» **ОТРЫВОК ДЛЯ ЧТЕНИЯ**:

Татьяна Толстая. Легкие миры

  • Татьяна Толстая. Легкие миры. — М.: АСТ: Редакция Елены Шубиной, 2014.

    Впервые за десять лет выходит новая книга Татьяны Толстой. Сборник повестей, рассказов и эссе «Легкие миры» назван по одноименному произведению, которое в 2013 году было удостоено Премии Ивана Петровича Белкина.

    Читатель вместе с автором перемещается между Нью-Йорком и Критом, Москвой и Петербургом. Татьяна Толстая вспоминает детство и рассказывает о своей семье, иллюстрирует особенности нашего национального характера яркими сценами из жизни и самобытными героями, размышляет о магических свойствах русской речи и о том тайном, колдовском, что незримо присутствует в нашей жизни.

    На малом огне

    У нас была большая семья: семеро детей, папа, мама,
    няня Груша, кухарка Марфа, и все мы жили в одной
    квартире — в Ленинграде, на набережной реки Карповки. Квартира была особенная, двухэтажная.
    Верхний этаж был одной огромной комнатой, разделенной мебелью на спальню, папин кабинет, черную комнату для печатания фотографий и гостиную с роялем, кроме того, там спали младшие дети.
    На нижнем этаже жили все остальные.

    Я спала в детской, дальней комнате вместе с сестрой Шурой и няней Грушей, кухарка Марфа —
    в особой комнатке для прислуги, остальные — кто
    где. Одна из комнат считалась столовой, но и там
    всегда кто-то спал.

    С точки зрения простого советского человека мы
    были зажравшиеся.

    Вот интересно, кстати: дом был построен по проекту архитекторов Фомина и Левинсона в 1931–1935
    годах для работников Ленсовета (тут-то их и начали
    сразу сажать, работников этих). И — пожалуйста, проектируется комната для прислуги. Только что, можно
    сказать, каких-то десять лет назад, коммуняки считали, что в доме кухонь вообще быть не должно. Дом
    политкаторжан на Каменноостровском, с чудным видом на Неву, прямо на Летний сад, так и построен —
    без кухонь. Советский человек не опустится до такого
    мещанства, как стояние у плиты. Долой рабский труд,
    освободим женщину, да здравствуют фабрики-кухни,
    зразы свекольные, тефтели морковные, человек ест,
    чтобы жить, а не живет, чтобы есть.

» **МАТЕРИАЛ ДЛЯ ЗАДАНИЯ**:
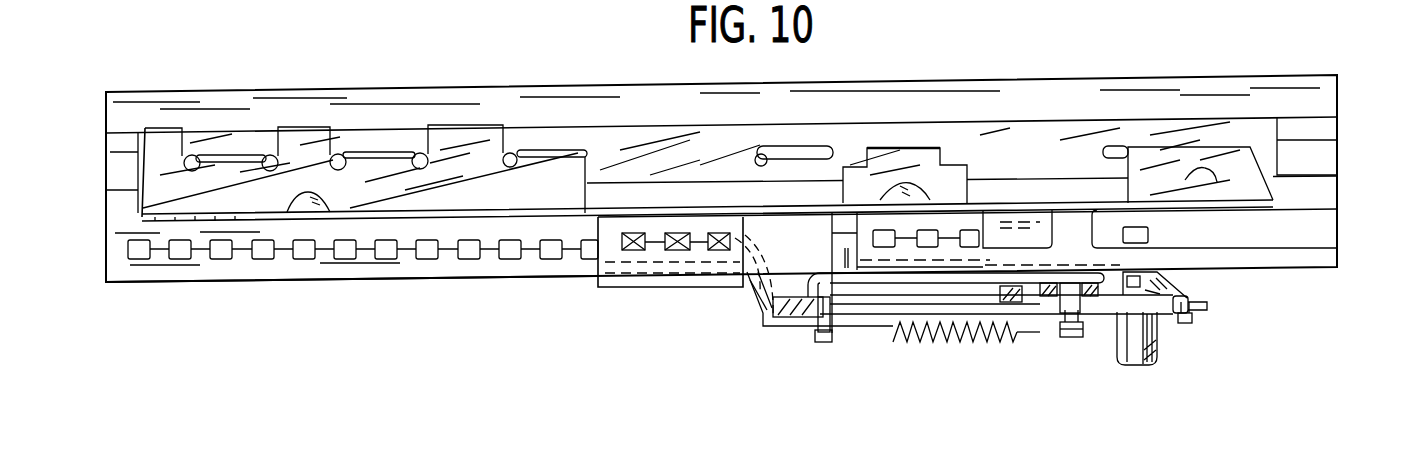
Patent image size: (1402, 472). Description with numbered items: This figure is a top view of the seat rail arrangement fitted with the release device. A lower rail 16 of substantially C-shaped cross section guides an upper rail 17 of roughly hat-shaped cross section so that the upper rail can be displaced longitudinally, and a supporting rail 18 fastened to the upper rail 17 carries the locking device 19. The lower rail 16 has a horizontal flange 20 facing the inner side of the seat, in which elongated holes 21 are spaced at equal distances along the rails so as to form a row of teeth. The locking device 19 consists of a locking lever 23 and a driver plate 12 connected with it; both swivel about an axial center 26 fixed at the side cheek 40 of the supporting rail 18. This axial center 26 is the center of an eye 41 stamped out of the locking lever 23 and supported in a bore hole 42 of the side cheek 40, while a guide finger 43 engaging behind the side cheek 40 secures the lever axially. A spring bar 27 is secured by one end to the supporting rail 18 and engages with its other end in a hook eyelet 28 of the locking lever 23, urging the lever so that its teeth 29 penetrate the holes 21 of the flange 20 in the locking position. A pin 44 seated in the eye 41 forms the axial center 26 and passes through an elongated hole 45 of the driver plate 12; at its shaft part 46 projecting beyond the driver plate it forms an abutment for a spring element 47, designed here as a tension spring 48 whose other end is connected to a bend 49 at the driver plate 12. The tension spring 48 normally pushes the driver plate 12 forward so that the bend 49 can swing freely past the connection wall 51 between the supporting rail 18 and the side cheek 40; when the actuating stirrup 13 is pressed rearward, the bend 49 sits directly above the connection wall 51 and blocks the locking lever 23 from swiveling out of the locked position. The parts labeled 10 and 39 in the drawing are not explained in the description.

The sensor carrier assembly 10 is at (721, 141).
The driver plate 12 is at (1207, 303).
The actuating stirrup 13 is at (1150, 325).
The lower rail 16 is at (208, 117).
The upper rail 17 is at (603, 160).
The supporting rail 18 is at (377, 185).
The locking device 19 is at (847, 340).
The horizontal flange 20 is at (273, 272).
The elongated holes 21 is at (472, 243).
The locking lever 23 is at (998, 302).
The axial center 26 is at (1080, 343).
The spring bar 27 is at (860, 273).
The hook eyelet 28 is at (760, 313).
The teeth 29 is at (712, 250).
The spring 39 is at (1193, 322).
The side cheek 40 is at (1105, 272).
The eye 41 is at (1042, 296).
The bore hole 42 is at (1038, 292).
The guide finger 43 is at (1160, 283).
The pin 44 is at (1058, 312).
The elongated hole 45 is at (1153, 353).
The shaft part 46 is at (1068, 337).
The spring element 47 is at (892, 332).
The tension spring 48 is at (983, 337).
The bend 49 is at (815, 337).
The connection wall 51 is at (820, 238).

» **ЧТО НУЖНО СДЕЛАТЬ**:
1 - Сверь с отрывком о книге «Легкие миры» три утверждения: (a) новая книга Татьяны Толстой выходит впервые за десять лет; (b) большая семья жила в одной квартире в Москве; (c) верхний этаж квартиры был разделен на части стенами. Для каждого ответь «да» или «нет» и приведи решающие слова отрывка точной цитатой.
2 - Обнови строки (не отрывок) от их начала до строки с «The locking device 19 is at (847, 340).» включительно: замени «release device» на «unlocking device», а остальное оставь без изменений. Картинку в ответ не включай.
Отрывок и строки — два отдельных материала, между собой они не связаны.

» **ОТВЕТЫ ПО ЗАДАНИЯМ**:
1 -
(a) Да: «Впервые за десять лет выходит новая книга Татьяны Толстой».
(b) Нет: «в Ленинграде, на набережной реки Карповки».
(c) Нет: «Верхний этаж был одной огромной комнатой, разделенной мебелью».

2 -
Patent image size: (1402, 472). Description with numbered items: This figure is a top view of the seat rail arrangement fitted with the unlocking device. A lower rail 16 of substantially C-shaped cross section guides an upper rail 17 of roughly hat-shaped cross section so that the upper rail can be displaced longitudinally, and a supporting rail 18 fastened to the upper rail 17 carries the locking device 19. The lower rail 16 has a horizontal flange 20 facing the inner side of the seat, in which elongated holes 21 are spaced at equal distances along the rails so as to form a row of teeth. The locking device 19 consists of a locking lever 23 and a driver plate 12 connected with it; both swivel about an axial center 26 fixed at the side cheek 40 of the supporting rail 18. This axial center 26 is the center of an eye 41 stamped out of the locking lever 23 and supported in a bore hole 42 of the side cheek 40, while a guide finger 43 engaging behind the side cheek 40 secures the lever axially. A spring bar 27 is secured by one end to the supporting rail 18 and engages with its other end in a hook eyelet 28 of the locking lever 23, urging the lever so that its teeth 29 penetrate the holes 21 of the flange 20 in the locking position. A pin 44 seated in the eye 41 forms the axial center 26 and passes through an elongated hole 45 of the driver plate 12; at its shaft part 46 projecting beyond the driver plate it forms an abutment for a spring element 47, designed here as a tension spring 48 whose other end is connected to a bend 49 at the driver plate 12. The tension spring 48 normally pushes the driver plate 12 forward so that the bend 49 can swing freely past the connection wall 51 between the supporting rail 18 and the side cheek 40; when the actuating stirrup 13 is pressed rearward, the bend 49 sits directly above the connection wall 51 and blocks the locking lever 23 from swiveling out of the locked position. The parts labeled 10 and 39 in the drawing are not explained in the description.

The sensor carrier assembly 10 is at (721, 141).
The driver plate 12 is at (1207, 303).
The actuating stirrup 13 is at (1150, 325).
The lower rail 16 is at (208, 117).
The upper rail 17 is at (603, 160).
The supporting rail 18 is at (377, 185).
The locking device 19 is at (847, 340).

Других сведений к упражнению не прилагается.